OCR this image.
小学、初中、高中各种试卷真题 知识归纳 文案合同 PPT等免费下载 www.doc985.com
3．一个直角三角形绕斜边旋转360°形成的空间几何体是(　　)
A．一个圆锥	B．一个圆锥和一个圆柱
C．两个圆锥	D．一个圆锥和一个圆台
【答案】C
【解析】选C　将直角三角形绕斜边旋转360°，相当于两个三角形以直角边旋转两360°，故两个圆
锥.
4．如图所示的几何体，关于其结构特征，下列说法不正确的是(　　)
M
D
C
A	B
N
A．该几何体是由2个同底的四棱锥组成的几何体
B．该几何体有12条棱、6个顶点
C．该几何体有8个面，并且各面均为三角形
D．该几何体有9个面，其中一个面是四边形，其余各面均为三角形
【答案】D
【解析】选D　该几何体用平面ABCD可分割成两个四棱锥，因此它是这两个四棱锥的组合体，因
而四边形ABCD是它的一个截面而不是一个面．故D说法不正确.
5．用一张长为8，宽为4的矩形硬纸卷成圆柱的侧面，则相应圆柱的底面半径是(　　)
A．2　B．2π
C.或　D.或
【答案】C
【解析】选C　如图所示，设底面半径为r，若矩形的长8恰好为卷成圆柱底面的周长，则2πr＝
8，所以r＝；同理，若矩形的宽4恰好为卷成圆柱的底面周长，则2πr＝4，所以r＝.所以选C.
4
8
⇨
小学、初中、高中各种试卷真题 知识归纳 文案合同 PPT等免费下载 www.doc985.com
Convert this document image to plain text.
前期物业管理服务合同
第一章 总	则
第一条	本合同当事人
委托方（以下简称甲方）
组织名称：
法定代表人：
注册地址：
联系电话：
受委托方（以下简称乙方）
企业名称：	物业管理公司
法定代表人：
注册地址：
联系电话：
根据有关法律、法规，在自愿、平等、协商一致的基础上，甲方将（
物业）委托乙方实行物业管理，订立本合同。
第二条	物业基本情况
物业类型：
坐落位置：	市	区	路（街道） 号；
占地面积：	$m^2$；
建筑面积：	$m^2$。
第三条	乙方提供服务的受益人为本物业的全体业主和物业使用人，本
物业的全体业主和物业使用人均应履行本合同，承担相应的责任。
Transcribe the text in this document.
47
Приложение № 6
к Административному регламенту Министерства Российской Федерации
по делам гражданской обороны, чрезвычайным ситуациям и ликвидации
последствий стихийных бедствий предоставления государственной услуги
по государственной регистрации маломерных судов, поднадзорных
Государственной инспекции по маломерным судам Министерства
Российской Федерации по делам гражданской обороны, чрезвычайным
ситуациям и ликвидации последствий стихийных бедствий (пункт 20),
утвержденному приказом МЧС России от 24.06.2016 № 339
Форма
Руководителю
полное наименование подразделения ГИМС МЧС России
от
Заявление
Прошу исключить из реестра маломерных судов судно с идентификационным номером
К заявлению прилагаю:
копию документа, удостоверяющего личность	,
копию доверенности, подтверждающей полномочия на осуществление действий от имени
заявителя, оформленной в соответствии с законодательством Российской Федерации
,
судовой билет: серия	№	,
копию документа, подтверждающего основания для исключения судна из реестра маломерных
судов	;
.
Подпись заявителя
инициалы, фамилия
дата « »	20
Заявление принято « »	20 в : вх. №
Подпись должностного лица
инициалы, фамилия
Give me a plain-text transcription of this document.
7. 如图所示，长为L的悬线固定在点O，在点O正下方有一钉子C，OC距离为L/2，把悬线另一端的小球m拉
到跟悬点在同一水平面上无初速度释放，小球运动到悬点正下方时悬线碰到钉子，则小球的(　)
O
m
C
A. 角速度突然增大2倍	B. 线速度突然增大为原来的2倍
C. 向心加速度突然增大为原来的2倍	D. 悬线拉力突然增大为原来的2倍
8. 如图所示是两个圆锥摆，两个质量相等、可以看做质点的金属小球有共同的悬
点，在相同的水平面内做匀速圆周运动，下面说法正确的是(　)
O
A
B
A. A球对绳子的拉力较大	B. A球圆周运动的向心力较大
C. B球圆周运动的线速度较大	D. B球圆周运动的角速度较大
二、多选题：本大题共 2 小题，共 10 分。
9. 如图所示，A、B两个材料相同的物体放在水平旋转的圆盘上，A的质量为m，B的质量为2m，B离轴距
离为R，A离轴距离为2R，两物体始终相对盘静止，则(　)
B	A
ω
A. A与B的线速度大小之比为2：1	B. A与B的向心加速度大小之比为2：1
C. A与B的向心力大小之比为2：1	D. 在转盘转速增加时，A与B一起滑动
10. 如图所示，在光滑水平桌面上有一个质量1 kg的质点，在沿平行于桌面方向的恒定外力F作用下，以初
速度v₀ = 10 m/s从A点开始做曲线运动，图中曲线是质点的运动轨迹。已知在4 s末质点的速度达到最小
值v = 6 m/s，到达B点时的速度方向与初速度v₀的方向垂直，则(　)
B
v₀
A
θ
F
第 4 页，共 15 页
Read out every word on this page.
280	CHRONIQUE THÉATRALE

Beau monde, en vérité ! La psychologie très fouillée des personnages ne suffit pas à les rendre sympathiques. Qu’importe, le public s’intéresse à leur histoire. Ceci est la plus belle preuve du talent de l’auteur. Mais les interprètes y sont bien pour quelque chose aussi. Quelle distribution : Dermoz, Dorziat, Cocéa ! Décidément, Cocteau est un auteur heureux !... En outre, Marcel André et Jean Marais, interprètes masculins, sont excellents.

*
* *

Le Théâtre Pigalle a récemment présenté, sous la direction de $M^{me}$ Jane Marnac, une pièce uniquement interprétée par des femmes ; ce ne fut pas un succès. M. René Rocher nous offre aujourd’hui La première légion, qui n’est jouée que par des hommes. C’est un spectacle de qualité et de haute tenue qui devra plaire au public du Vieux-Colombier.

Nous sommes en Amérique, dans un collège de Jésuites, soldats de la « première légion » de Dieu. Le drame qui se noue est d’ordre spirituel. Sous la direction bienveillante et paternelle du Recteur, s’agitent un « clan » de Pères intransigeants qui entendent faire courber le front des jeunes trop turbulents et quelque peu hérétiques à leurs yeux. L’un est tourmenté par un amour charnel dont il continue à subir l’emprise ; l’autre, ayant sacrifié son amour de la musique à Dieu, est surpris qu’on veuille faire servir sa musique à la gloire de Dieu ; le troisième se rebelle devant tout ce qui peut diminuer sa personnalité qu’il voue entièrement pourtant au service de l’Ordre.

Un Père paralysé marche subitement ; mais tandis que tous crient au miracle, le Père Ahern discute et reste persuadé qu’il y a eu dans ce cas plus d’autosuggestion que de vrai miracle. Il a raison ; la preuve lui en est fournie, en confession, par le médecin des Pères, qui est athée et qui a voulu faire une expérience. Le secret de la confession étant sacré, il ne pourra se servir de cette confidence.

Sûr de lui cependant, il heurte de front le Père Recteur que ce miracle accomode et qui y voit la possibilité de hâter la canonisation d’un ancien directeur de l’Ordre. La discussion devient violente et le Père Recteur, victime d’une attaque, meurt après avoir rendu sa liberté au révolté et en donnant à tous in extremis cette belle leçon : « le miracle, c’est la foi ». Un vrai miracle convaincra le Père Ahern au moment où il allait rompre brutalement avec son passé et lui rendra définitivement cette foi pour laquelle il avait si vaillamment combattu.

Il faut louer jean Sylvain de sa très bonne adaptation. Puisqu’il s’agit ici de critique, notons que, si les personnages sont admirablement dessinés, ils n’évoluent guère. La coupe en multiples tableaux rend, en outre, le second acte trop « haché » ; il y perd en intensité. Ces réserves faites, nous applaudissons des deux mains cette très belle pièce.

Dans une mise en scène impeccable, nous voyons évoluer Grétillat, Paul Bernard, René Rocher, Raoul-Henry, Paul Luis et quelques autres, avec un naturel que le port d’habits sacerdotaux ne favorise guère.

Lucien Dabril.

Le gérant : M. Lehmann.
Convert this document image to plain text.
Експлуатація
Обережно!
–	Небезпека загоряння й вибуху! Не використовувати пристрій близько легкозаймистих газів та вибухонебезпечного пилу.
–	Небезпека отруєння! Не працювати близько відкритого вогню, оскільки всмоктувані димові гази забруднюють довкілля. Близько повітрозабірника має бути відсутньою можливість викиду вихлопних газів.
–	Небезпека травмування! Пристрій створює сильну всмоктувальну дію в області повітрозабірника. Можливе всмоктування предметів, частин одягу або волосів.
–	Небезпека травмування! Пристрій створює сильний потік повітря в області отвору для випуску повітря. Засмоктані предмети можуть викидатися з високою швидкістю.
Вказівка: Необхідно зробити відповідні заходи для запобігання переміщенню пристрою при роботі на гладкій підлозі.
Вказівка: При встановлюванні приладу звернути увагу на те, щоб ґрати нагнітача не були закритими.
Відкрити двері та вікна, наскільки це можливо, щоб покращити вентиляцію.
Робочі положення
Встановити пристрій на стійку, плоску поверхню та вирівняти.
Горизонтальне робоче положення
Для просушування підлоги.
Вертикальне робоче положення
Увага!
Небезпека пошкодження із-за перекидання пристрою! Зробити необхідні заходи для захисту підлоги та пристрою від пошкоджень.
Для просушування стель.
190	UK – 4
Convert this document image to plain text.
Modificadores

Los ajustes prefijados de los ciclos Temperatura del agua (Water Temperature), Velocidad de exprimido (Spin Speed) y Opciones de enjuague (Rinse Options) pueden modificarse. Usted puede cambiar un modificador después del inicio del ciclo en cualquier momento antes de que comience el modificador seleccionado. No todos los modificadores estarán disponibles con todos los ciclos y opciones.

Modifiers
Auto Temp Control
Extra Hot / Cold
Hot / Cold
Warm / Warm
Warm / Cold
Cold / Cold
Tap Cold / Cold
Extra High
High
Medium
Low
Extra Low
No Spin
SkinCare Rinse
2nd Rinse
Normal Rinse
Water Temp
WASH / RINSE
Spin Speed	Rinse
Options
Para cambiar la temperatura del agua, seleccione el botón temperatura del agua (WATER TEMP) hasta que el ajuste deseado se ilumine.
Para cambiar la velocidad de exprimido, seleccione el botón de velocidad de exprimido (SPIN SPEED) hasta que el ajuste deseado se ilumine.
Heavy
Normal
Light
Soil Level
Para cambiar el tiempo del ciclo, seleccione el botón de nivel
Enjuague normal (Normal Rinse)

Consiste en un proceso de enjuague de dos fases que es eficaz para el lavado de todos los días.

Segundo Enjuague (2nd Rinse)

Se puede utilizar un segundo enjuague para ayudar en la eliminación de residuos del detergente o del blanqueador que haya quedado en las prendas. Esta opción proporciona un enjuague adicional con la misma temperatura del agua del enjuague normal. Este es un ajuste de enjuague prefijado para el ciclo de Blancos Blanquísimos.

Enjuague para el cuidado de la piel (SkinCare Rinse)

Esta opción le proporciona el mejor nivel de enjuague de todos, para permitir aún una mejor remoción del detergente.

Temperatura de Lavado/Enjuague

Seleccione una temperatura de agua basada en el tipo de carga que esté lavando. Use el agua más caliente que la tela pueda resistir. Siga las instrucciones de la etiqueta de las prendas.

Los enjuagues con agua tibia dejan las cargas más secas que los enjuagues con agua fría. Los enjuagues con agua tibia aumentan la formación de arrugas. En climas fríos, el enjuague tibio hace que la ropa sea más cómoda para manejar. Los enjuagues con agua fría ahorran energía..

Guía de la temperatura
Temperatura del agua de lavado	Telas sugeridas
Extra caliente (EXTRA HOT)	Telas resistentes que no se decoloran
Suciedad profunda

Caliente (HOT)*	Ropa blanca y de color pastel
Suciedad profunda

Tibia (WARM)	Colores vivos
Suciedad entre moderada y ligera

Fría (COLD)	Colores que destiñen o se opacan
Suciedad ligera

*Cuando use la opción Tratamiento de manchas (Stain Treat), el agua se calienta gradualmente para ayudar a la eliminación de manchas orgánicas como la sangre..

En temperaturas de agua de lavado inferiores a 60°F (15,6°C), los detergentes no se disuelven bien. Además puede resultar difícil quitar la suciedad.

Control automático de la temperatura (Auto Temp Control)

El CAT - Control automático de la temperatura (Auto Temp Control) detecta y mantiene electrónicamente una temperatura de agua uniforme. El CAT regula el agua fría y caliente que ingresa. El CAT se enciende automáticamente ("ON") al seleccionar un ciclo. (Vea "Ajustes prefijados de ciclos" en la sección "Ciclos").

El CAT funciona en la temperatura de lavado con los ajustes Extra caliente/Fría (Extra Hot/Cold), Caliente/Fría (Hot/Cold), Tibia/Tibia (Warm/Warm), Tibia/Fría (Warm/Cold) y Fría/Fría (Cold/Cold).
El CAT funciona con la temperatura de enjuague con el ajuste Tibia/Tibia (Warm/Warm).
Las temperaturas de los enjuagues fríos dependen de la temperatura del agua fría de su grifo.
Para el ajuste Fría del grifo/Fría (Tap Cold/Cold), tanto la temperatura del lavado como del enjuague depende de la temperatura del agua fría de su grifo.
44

> **Task directions**: State how many lines of the listing above hold the word "ligera", with nothing but the number.

> **Solution for this task**: 2